## Do this
Extract each line bearing the word "嫦娥奔月".

Collected data:
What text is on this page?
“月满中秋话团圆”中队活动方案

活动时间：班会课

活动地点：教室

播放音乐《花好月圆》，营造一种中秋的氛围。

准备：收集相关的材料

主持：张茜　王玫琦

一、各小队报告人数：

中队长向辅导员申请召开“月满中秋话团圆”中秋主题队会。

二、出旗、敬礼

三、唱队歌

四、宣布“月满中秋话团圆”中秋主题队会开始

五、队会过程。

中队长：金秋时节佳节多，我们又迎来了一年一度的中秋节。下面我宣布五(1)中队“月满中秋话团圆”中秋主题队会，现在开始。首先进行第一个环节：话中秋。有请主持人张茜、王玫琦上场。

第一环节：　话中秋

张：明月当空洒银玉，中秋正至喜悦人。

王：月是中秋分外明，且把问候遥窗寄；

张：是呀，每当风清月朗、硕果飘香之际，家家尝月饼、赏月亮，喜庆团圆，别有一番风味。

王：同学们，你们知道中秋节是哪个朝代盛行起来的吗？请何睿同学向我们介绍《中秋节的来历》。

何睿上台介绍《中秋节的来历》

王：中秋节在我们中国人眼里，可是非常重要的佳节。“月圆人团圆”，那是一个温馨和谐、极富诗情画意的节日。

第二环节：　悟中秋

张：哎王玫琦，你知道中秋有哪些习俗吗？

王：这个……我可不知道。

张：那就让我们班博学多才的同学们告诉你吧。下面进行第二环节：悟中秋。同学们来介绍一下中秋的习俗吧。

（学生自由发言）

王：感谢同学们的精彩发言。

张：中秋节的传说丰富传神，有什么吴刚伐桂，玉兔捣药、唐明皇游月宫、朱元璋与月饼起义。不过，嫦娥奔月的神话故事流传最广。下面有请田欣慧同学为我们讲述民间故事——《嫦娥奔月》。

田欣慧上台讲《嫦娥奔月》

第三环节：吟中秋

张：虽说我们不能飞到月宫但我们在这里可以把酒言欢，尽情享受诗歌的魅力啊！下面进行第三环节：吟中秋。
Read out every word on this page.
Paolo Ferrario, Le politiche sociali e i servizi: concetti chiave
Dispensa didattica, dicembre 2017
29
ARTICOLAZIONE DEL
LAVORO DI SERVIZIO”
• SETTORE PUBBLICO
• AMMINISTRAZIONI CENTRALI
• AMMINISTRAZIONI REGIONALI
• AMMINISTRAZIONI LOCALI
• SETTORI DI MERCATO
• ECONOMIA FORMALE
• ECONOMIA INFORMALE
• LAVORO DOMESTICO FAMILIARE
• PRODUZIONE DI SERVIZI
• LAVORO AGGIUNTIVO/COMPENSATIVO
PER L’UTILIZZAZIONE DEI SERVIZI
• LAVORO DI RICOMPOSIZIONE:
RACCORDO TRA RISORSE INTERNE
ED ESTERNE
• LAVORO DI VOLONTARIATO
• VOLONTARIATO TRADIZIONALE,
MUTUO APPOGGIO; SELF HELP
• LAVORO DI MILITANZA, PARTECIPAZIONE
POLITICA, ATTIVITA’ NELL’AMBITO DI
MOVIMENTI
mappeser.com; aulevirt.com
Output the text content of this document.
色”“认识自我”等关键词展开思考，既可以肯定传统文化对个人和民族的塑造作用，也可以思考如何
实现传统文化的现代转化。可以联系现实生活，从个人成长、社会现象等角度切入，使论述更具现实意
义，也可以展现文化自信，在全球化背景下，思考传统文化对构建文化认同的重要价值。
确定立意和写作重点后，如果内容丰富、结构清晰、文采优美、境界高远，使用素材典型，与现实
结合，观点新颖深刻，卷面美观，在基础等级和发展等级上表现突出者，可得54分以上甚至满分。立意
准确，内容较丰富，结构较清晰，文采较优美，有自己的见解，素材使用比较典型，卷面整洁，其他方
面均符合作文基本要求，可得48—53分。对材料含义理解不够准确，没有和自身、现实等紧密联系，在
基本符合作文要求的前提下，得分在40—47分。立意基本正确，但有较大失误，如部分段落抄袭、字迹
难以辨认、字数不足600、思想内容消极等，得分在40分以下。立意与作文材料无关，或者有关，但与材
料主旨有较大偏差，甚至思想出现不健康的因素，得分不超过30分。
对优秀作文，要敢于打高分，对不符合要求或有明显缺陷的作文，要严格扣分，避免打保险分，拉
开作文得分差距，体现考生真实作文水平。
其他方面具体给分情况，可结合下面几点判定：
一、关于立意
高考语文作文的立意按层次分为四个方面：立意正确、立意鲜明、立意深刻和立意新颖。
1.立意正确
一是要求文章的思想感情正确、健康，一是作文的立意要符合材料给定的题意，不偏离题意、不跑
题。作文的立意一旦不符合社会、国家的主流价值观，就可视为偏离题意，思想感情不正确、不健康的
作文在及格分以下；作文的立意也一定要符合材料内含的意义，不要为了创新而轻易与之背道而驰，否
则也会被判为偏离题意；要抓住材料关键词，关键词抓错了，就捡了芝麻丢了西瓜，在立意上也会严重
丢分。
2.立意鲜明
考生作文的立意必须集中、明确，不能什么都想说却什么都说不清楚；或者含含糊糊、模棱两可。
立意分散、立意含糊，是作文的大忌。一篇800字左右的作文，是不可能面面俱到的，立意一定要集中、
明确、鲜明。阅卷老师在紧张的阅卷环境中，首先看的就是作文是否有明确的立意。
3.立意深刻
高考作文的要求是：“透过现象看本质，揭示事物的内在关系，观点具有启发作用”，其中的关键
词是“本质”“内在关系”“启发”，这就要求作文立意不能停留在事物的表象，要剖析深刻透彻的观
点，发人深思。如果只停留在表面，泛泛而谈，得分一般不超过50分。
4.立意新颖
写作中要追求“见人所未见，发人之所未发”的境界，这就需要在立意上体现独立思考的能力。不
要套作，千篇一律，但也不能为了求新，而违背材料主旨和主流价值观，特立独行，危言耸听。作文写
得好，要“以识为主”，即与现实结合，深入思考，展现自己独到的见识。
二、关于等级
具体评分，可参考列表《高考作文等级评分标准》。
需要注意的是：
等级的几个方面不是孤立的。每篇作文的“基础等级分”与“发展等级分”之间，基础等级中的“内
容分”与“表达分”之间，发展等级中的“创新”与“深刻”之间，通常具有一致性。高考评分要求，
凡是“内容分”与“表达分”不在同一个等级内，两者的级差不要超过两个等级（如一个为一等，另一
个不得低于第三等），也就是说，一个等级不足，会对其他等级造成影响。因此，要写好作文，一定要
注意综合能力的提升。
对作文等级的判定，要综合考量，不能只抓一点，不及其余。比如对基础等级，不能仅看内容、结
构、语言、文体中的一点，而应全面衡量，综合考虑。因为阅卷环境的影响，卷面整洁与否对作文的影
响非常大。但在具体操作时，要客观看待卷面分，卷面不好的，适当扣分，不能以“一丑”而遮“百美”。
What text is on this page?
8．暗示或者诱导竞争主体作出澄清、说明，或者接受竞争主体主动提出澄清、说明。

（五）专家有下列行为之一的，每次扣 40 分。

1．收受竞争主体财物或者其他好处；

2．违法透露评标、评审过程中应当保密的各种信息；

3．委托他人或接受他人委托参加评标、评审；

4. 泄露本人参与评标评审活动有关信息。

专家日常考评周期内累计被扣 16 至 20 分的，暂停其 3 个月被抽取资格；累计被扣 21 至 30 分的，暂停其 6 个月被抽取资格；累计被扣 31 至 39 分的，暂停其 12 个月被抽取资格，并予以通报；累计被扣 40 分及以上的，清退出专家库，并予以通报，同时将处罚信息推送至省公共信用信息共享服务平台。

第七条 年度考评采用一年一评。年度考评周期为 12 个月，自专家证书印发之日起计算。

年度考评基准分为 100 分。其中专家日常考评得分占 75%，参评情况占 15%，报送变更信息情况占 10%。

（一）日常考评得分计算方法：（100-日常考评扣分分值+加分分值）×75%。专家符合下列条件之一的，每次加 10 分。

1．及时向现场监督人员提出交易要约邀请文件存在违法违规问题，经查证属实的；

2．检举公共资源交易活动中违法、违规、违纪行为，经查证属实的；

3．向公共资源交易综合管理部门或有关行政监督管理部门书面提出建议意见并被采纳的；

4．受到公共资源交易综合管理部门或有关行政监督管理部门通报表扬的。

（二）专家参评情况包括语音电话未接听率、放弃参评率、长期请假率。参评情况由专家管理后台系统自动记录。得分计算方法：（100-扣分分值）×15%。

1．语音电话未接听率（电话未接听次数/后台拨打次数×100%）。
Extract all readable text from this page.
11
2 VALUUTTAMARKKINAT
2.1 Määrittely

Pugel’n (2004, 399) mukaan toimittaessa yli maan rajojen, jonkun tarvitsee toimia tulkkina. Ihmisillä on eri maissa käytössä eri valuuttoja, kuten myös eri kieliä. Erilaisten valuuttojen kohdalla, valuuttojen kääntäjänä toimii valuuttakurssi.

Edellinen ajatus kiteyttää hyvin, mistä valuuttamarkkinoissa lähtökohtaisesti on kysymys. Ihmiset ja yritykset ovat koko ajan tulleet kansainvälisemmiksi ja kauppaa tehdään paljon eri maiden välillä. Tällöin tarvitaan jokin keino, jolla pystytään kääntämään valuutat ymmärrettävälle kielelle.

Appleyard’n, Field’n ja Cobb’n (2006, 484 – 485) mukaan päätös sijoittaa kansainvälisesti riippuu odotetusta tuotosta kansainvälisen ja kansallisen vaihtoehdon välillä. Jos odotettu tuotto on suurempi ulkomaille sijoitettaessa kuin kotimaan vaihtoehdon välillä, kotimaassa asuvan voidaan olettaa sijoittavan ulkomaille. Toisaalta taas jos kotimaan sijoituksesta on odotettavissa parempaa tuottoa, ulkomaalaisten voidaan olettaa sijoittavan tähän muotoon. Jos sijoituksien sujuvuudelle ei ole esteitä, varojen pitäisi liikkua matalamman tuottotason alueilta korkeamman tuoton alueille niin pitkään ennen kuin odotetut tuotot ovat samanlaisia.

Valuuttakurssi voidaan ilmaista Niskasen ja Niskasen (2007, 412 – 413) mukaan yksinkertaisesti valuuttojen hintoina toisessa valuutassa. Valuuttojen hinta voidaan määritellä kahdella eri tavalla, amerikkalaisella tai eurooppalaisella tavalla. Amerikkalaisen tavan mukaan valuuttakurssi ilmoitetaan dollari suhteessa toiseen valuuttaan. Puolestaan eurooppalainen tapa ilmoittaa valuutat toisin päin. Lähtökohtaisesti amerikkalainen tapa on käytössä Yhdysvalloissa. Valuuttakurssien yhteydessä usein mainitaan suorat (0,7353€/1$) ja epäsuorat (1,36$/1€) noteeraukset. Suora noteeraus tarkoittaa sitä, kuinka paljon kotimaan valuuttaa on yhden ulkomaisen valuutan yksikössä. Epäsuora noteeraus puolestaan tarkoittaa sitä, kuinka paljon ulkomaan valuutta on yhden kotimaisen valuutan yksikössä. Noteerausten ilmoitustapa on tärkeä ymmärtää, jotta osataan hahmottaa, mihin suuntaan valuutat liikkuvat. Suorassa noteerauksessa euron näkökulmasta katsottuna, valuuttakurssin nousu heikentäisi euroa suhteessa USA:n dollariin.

## Solution
张：中秋节的传说丰富传神，有什么吴刚伐桂，玉兔捣药、唐明皇游月宫、朱元璋与月饼起义。不过，嫦娥奔月的神话故事流传最广。下面有请田欣慧同学为我们讲述民间故事——《嫦娥奔月》。
田欣慧上台讲《嫦娥奔月》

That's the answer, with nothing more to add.